-- Start --

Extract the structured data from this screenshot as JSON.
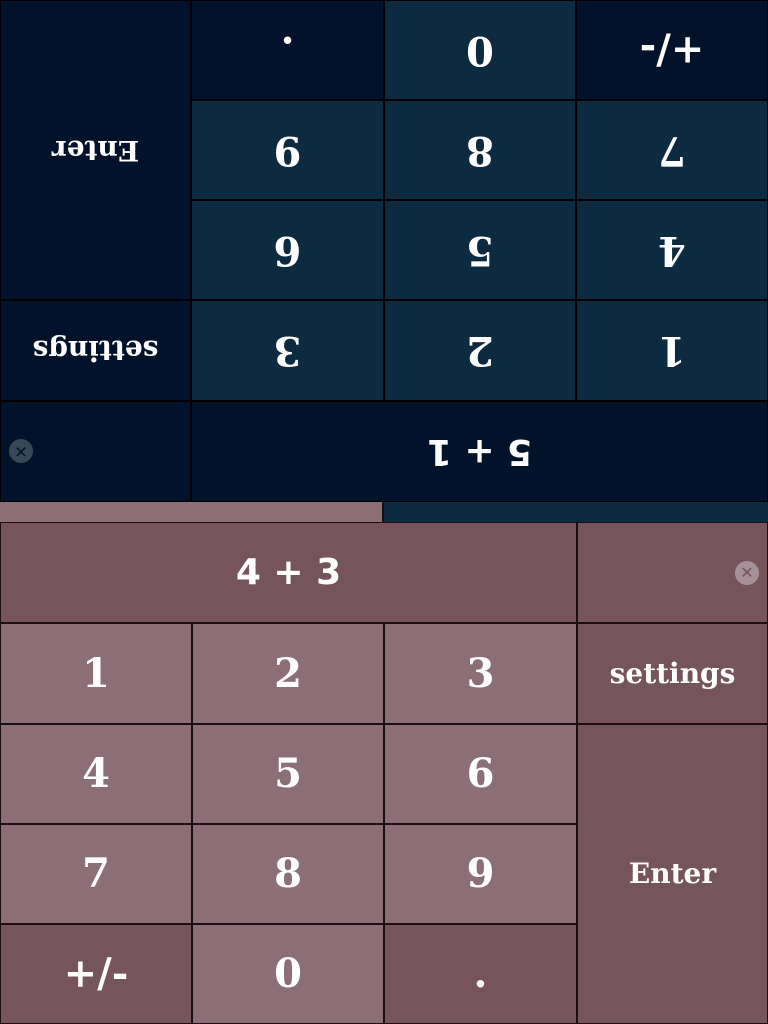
{
  "top_player": {
    "expression": "5 + 1",
    "keys": {
      "one": "1",
      "two": "2",
      "three": "3",
      "four": "4",
      "five": "5",
      "six": "6",
      "seven": "7",
      "eight": "8",
      "nine": "9",
      "zero": "0",
      "sign": "+/-",
      "decimal": "."
    },
    "settings_label": "settings",
    "enter_label": "Enter",
    "clear_symbol": "✕"
  },
  "bottom_player": {
    "expression": "4 + 3",
    "keys": {
      "one": "1",
      "two": "2",
      "three": "3",
      "four": "4",
      "five": "5",
      "six": "6",
      "seven": "7",
      "eight": "8",
      "nine": "9",
      "zero": "0",
      "sign": "+/-",
      "decimal": "."
    },
    "settings_label": "settings",
    "enter_label": "Enter",
    "clear_symbol": "✕"
  },
  "colors": {
    "bottom_key": "#8c6e77",
    "bottom_function": "#75545c",
    "top_key": "#0c2b40",
    "top_function": "#02122a"
  }
}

-- End --

• Short problem:
All of the entries above should be copied exactly, except for the pictures.

• The completed task:
Extract the structured data from this screenshot as JSON.
{
  "top_player": {
    "expression": "5 + 1",
    "keys": {
      "one": "1",
      "two": "2",
      "three": "3",
      "four": "4",
      "five": "5",
      "six": "6",
      "seven": "7",
      "eight": "8",
      "nine": "9",
      "zero": "0",
      "sign": "+/-",
      "decimal": "."
    },
    "settings_label": "settings",
    "enter_label": "Enter",
    "clear_symbol": "✕"
  },
  "bottom_player": {
    "expression": "4 + 3",
    "keys": {
      "one": "1",
      "two": "2",
      "three": "3",
      "four": "4",
      "five": "5",
      "six": "6",
      "seven": "7",
      "eight": "8",
      "nine": "9",
      "zero": "0",
      "sign": "+/-",
      "decimal": "."
    },
    "settings_label": "settings",
    "enter_label": "Enter",
    "clear_symbol": "✕"
  },
  "colors": {
    "bottom_key": "#8c6e77",
    "bottom_function": "#75545c",
    "top_key": "#0c2b40",
    "top_function": "#02122a"
  }
}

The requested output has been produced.